------ ENTRIES SHOWN

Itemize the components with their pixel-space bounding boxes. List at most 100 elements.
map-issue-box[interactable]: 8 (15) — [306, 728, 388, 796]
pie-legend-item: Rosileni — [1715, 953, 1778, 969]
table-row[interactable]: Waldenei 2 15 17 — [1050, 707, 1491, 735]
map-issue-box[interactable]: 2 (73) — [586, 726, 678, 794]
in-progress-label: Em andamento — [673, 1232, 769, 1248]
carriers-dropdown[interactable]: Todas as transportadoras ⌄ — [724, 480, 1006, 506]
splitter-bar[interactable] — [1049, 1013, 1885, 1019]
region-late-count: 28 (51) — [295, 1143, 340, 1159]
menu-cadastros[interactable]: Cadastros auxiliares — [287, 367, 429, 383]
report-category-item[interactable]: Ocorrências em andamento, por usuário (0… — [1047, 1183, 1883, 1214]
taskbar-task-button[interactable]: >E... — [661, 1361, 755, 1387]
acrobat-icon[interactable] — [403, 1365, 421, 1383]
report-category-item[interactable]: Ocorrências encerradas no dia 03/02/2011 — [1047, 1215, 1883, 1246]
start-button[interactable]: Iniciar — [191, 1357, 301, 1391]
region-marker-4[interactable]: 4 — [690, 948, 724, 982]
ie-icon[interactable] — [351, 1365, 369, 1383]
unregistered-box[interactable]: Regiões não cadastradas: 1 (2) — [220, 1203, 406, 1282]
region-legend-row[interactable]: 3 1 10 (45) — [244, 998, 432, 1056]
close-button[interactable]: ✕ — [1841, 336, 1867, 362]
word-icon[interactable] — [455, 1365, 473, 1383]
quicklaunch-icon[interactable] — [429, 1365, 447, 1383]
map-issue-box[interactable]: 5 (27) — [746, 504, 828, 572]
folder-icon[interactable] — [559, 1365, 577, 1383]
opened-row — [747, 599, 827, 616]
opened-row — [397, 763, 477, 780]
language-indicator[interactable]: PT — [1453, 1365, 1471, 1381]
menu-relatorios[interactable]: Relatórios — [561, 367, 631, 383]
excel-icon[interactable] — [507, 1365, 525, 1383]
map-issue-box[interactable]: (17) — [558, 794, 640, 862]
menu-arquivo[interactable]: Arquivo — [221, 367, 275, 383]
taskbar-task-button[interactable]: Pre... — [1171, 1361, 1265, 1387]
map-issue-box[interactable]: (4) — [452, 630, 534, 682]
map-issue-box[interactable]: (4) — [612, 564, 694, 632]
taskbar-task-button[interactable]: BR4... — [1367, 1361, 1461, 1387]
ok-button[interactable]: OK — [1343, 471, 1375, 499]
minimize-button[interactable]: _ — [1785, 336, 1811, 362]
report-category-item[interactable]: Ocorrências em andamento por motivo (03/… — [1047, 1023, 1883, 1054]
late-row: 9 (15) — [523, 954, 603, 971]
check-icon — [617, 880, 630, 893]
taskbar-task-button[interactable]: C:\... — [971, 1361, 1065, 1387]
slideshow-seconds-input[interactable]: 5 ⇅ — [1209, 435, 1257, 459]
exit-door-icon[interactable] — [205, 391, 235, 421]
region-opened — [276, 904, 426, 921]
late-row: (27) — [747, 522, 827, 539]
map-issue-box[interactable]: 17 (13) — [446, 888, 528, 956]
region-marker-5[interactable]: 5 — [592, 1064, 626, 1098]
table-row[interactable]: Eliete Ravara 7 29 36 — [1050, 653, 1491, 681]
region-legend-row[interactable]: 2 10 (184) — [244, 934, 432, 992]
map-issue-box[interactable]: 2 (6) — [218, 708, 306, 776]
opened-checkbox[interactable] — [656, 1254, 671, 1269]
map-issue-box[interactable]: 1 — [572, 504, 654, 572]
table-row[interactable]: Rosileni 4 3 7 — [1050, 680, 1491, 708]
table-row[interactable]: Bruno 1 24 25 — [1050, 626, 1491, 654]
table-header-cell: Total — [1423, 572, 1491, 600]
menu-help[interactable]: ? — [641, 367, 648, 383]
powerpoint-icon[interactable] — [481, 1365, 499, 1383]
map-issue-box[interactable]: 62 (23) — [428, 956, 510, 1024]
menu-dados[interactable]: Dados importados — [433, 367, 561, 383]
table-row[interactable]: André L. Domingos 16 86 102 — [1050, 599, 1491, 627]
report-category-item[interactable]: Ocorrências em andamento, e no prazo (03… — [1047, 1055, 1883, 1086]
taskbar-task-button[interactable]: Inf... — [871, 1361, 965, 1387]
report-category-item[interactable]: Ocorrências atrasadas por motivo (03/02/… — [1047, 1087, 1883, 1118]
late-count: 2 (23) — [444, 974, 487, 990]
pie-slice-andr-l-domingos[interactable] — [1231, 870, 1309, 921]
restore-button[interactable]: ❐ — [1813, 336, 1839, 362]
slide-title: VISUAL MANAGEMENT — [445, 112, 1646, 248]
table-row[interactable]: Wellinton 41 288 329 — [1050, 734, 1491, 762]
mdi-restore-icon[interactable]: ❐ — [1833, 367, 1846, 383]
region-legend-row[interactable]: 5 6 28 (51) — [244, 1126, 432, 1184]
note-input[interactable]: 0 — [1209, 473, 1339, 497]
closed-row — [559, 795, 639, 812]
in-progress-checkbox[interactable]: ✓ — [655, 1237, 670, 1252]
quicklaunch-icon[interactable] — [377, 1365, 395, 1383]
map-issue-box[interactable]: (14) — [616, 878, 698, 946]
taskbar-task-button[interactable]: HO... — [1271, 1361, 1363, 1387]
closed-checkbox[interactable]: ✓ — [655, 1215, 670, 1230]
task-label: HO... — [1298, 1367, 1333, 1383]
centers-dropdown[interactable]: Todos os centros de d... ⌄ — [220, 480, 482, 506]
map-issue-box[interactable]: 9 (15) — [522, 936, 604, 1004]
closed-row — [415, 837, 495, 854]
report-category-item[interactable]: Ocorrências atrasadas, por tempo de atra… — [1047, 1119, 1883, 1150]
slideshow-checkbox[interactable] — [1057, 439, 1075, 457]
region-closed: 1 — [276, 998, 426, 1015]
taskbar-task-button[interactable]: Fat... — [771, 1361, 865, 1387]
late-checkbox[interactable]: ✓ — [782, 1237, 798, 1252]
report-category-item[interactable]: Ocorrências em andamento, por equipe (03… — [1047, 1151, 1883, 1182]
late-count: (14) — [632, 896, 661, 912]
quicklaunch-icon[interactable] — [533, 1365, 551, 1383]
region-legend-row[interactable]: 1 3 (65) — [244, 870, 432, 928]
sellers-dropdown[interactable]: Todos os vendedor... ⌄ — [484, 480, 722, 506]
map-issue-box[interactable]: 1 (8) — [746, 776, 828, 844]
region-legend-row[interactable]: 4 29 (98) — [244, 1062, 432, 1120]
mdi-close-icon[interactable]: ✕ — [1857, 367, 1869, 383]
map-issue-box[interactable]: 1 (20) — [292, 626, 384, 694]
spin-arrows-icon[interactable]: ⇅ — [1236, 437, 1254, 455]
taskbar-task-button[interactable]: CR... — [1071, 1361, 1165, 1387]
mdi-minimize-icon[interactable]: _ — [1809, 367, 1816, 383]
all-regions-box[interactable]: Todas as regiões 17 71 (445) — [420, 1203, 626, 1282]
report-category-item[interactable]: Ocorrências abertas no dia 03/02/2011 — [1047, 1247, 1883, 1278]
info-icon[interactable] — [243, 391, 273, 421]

------------

**WORK TO DO**
Recast every line of the material above as a numbered list, leaving out any blank lines.

**RESPONSE**
1. Itemize the components with their pixel-space bounding boxes. List at most 100 elements.
2. map-issue-box[interactable]: 8 (15) — [306, 728, 388, 796]
3. pie-legend-item: Rosileni — [1715, 953, 1778, 969]
4. table-row[interactable]: Waldenei 2 15 17 — [1050, 707, 1491, 735]
5. map-issue-box[interactable]: 2 (73) — [586, 726, 678, 794]
6. in-progress-label: Em andamento — [673, 1232, 769, 1248]
7. carriers-dropdown[interactable]: Todas as transportadoras ⌄ — [724, 480, 1006, 506]
8. splitter-bar[interactable] — [1049, 1013, 1885, 1019]
9. region-late-count: 28 (51) — [295, 1143, 340, 1159]
10. menu-cadastros[interactable]: Cadastros auxiliares — [287, 367, 429, 383]
11. report-category-item[interactable]: Ocorrências em andamento, por usuário (0… — [1047, 1183, 1883, 1214]
12. taskbar-task-button[interactable]: >E... — [661, 1361, 755, 1387]
13. acrobat-icon[interactable] — [403, 1365, 421, 1383]
14. report-category-item[interactable]: Ocorrências encerradas no dia 03/02/2011 — [1047, 1215, 1883, 1246]
15. start-button[interactable]: Iniciar — [191, 1357, 301, 1391]
16. region-marker-4[interactable]: 4 — [690, 948, 724, 982]
17. ie-icon[interactable] — [351, 1365, 369, 1383]
18. unregistered-box[interactable]: Regiões não cadastradas: 1 (2) — [220, 1203, 406, 1282]
19. region-legend-row[interactable]: 3 1 10 (45) — [244, 998, 432, 1056]
20. close-button[interactable]: ✕ — [1841, 336, 1867, 362]
21. word-icon[interactable] — [455, 1365, 473, 1383]
22. quicklaunch-icon[interactable] — [429, 1365, 447, 1383]
23. map-issue-box[interactable]: 5 (27) — [746, 504, 828, 572]
24. folder-icon[interactable] — [559, 1365, 577, 1383]
25. opened-row — [747, 599, 827, 616]
26. opened-row — [397, 763, 477, 780]
27. language-indicator[interactable]: PT — [1453, 1365, 1471, 1381]
28. menu-relatorios[interactable]: Relatórios — [561, 367, 631, 383]
29. excel-icon[interactable] — [507, 1365, 525, 1383]
30. map-issue-box[interactable]: (17) — [558, 794, 640, 862]
31. menu-arquivo[interactable]: Arquivo — [221, 367, 275, 383]
32. taskbar-task-button[interactable]: Pre... — [1171, 1361, 1265, 1387]
33. map-issue-box[interactable]: (4) — [452, 630, 534, 682]
34. map-issue-box[interactable]: (4) — [612, 564, 694, 632]
35. taskbar-task-button[interactable]: BR4... — [1367, 1361, 1461, 1387]
36. ok-button[interactable]: OK — [1343, 471, 1375, 499]
37. minimize-button[interactable]: _ — [1785, 336, 1811, 362]
38. report-category-item[interactable]: Ocorrências em andamento por motivo (03/… — [1047, 1023, 1883, 1054]
39. late-row: 9 (15) — [523, 954, 603, 971]
40. check-icon — [617, 880, 630, 893]
41. taskbar-task-button[interactable]: C:\... — [971, 1361, 1065, 1387]
42. slideshow-seconds-input[interactable]: 5 ⇅ — [1209, 435, 1257, 459]
43. exit-door-icon[interactable] — [205, 391, 235, 421]
44. region-opened — [276, 904, 426, 921]
45. late-row: (27) — [747, 522, 827, 539]
46. map-issue-box[interactable]: 17 (13) — [446, 888, 528, 956]
47. region-marker-5[interactable]: 5 — [592, 1064, 626, 1098]
48. table-row[interactable]: Eliete Ravara 7 29 36 — [1050, 653, 1491, 681]
49. region-legend-row[interactable]: 2 10 (184) — [244, 934, 432, 992]
50. map-issue-box[interactable]: 2 (6) — [218, 708, 306, 776]
51. opened-checkbox[interactable] — [656, 1254, 671, 1269]
52. map-issue-box[interactable]: 1 — [572, 504, 654, 572]
53. table-row[interactable]: Rosileni 4 3 7 — [1050, 680, 1491, 708]
54. table-row[interactable]: Bruno 1 24 25 — [1050, 626, 1491, 654]
55. table-header-cell: Total — [1423, 572, 1491, 600]
56. menu-help[interactable]: ? — [641, 367, 648, 383]
57. powerpoint-icon[interactable] — [481, 1365, 499, 1383]
58. map-issue-box[interactable]: 62 (23) — [428, 956, 510, 1024]
59. menu-dados[interactable]: Dados importados — [433, 367, 561, 383]
60. table-row[interactable]: André L. Domingos 16 86 102 — [1050, 599, 1491, 627]
61. report-category-item[interactable]: Ocorrências em andamento, e no prazo (03… — [1047, 1055, 1883, 1086]
62. taskbar-task-button[interactable]: Inf... — [871, 1361, 965, 1387]
63. report-category-item[interactable]: Ocorrências atrasadas por motivo (03/02/… — [1047, 1087, 1883, 1118]
64. late-count: 2 (23) — [444, 974, 487, 990]
65. pie-slice-andr-l-domingos[interactable] — [1231, 870, 1309, 921]
66. restore-button[interactable]: ❐ — [1813, 336, 1839, 362]
67. slide-title: VISUAL MANAGEMENT — [445, 112, 1646, 248]
68. table-row[interactable]: Wellinton 41 288 329 — [1050, 734, 1491, 762]
69. mdi-restore-icon[interactable]: ❐ — [1833, 367, 1846, 383]
70. region-legend-row[interactable]: 5 6 28 (51) — [244, 1126, 432, 1184]
71. note-input[interactable]: 0 — [1209, 473, 1339, 497]
72. closed-row — [559, 795, 639, 812]
73. in-progress-checkbox[interactable]: ✓ — [655, 1237, 670, 1252]
74. quicklaunch-icon[interactable] — [377, 1365, 395, 1383]
75. map-issue-box[interactable]: (14) — [616, 878, 698, 946]
76. taskbar-task-button[interactable]: HO... — [1271, 1361, 1363, 1387]
77. closed-checkbox[interactable]: ✓ — [655, 1215, 670, 1230]
78. task-label: HO... — [1298, 1367, 1333, 1383]
79. centers-dropdown[interactable]: Todos os centros de d... ⌄ — [220, 480, 482, 506]
80. map-issue-box[interactable]: 9 (15) — [522, 936, 604, 1004]
81. closed-row — [415, 837, 495, 854]
82. report-category-item[interactable]: Ocorrências atrasadas, por tempo de atra… — [1047, 1119, 1883, 1150]
83. slideshow-checkbox[interactable] — [1057, 439, 1075, 457]
84. region-closed: 1 — [276, 998, 426, 1015]
85. taskbar-task-button[interactable]: Fat... — [771, 1361, 865, 1387]
86. late-checkbox[interactable]: ✓ — [782, 1237, 798, 1252]
87. report-category-item[interactable]: Ocorrências em andamento, por equipe (03… — [1047, 1151, 1883, 1182]
88. late-count: (14) — [632, 896, 661, 912]
89. quicklaunch-icon[interactable] — [533, 1365, 551, 1383]
90. region-legend-row[interactable]: 1 3 (65) — [244, 870, 432, 928]
91. sellers-dropdown[interactable]: Todos os vendedor... ⌄ — [484, 480, 722, 506]
92. map-issue-box[interactable]: 1 (8) — [746, 776, 828, 844]
93. region-legend-row[interactable]: 4 29 (98) — [244, 1062, 432, 1120]
94. mdi-close-icon[interactable]: ✕ — [1857, 367, 1869, 383]
95. map-issue-box[interactable]: 1 (20) — [292, 626, 384, 694]
96. spin-arrows-icon[interactable]: ⇅ — [1236, 437, 1254, 455]
97. taskbar-task-button[interactable]: CR... — [1071, 1361, 1165, 1387]
98. mdi-minimize-icon[interactable]: _ — [1809, 367, 1816, 383]
99. all-regions-box[interactable]: Todas as regiões 17 71 (445) — [420, 1203, 626, 1282]
100. report-category-item[interactable]: Ocorrências abertas no dia 03/02/2011 — [1047, 1247, 1883, 1278]
101. info-icon[interactable] — [243, 391, 273, 421]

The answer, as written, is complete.